• Source material
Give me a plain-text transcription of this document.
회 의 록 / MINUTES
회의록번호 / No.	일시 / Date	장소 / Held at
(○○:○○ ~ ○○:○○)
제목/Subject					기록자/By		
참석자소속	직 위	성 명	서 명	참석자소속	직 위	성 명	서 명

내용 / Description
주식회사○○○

• Exercise details
Every entry in the listing must be retyped exactly.

• Task solution
Give me a plain-text transcription of this document.
회 의 록 / MINUTES
회의록번호 / No.	일시 / Date	장소 / Held at
(○○:○○ ~ ○○:○○)
제목/Subject					기록자/By		
참석자소속	직 위	성 명	서 명	참석자소속	직 위	성 명	서 명

내용 / Description
주식회사○○○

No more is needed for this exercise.